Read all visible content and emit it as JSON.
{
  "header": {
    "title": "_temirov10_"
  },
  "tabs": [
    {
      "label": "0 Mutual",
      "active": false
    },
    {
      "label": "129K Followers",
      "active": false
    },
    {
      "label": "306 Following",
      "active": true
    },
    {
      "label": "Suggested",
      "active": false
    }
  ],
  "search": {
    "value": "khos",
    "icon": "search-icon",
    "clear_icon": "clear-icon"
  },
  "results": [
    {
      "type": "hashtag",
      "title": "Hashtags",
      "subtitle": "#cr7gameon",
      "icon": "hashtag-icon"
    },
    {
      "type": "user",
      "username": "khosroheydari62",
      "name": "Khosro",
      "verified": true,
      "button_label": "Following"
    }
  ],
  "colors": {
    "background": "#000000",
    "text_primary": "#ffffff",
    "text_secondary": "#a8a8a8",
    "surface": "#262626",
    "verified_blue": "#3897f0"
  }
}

**Given problem**
Show the lines of the records that contain the word "Following".

**Full output**
      "label": "306 Following",
      "button_label": "Following"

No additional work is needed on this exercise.